§ Short task
Render everything from the start of the items down to the line containing "The outer housing cylinder 530b is" as a two-column CSV with the headers item_text and answer. Write one row per item, with its text and its answer each in a single quoted field and line breaks replaced by spaces.

§ Entries shown
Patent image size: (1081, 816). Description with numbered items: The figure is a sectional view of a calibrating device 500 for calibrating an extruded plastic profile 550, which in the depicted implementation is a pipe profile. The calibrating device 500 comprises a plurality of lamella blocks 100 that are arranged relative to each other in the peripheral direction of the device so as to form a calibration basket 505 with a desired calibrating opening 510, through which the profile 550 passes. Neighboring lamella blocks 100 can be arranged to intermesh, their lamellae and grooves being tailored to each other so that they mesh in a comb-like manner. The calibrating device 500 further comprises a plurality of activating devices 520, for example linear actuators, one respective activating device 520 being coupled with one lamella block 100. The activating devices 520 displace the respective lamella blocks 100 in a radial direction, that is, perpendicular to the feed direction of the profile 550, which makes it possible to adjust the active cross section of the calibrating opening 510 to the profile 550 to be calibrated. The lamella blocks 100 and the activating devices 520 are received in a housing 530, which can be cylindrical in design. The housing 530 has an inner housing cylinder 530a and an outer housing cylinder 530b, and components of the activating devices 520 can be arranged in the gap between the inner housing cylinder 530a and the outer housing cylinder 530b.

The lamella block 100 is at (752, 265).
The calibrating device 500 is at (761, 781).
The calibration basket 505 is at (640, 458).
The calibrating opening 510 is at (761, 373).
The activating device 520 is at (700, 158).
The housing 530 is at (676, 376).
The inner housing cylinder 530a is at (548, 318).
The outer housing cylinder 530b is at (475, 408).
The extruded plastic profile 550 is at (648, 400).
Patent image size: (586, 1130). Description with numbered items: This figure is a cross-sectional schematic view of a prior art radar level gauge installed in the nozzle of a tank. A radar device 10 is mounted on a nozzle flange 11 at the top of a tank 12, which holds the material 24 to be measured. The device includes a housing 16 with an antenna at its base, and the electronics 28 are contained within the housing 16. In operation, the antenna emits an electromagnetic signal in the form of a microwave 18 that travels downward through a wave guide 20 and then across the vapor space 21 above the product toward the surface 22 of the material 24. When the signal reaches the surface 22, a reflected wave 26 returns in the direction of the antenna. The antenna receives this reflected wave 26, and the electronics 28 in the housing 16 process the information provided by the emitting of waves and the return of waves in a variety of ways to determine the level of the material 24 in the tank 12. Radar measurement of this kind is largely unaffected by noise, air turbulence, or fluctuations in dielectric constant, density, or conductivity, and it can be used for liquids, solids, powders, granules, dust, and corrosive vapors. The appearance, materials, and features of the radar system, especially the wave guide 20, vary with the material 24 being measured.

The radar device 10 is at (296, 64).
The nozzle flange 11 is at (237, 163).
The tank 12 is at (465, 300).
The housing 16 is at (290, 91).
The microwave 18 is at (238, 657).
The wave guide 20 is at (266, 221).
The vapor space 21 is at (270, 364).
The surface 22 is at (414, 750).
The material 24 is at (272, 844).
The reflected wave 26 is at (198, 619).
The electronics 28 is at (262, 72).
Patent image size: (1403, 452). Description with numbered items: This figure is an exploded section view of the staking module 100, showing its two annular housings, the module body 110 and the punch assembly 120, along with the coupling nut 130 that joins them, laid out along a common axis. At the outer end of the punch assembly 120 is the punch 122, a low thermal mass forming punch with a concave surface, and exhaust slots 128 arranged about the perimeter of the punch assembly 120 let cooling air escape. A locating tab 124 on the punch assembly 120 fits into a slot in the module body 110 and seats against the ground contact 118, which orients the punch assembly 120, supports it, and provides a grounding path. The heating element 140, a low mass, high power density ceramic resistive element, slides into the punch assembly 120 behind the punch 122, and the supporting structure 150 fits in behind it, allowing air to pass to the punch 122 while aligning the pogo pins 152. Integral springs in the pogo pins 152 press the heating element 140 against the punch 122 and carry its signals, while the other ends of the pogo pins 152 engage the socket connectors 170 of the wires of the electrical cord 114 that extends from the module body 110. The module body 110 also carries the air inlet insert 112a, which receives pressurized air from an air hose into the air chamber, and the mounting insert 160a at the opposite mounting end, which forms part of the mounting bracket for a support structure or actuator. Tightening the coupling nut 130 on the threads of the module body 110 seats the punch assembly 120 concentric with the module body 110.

§ The solution
item_text,answer
"Patent image size: (1081, 816). Description with numbered items: The figure is a sectional view of a calibrating device 500 for calibrating an extruded plastic profile 550, which in the depicted implementation is a pipe profile. The calibrating device 500 comprises a plurality of lamella blocks 100 that are arranged relative to each other in the peripheral direction of the device so as to form a calibration basket 505 with a desired calibrating opening 510, through which the profile 550 passes. Neighboring lamella blocks 100 can be arranged to intermesh, their lamellae and grooves being tailored to each other so that they mesh in a comb-like manner. The calibrating device 500 further comprises a plurality of activating devices 520, for example linear actuators, one respective activating device 520 being coupled with one lamella block 100. The activating devices 520 displace the respective lamella blocks 100 in a radial direction, that is, perpendicular to the feed direction of the profile 550, which makes it possible to adjust the active cross section of the calibrating opening 510 to the profile 550 to be calibrated. The lamella blocks 100 and the activating devices 520 are received in a housing 530, which can be cylindrical in design. The housing 530 has an inner housing cylinder 530a and an outer housing cylinder 530b, and components of the activating devices 520 can be arranged in the gap between the inner housing cylinder 530a and the outer housing cylinder 530b.","The lamella block 100 is at (752, 265). The calibrating device 500 is at (761, 781). The calibration basket 505 is at (640, 458). The calibrating opening 510 is at (761, 373). The activating device 520 is at (700, 158). The housing 530 is at (676, 376). The inner housing cylinder 530a is at (548, 318). The outer housing cylinder 530b is at (475, 408)."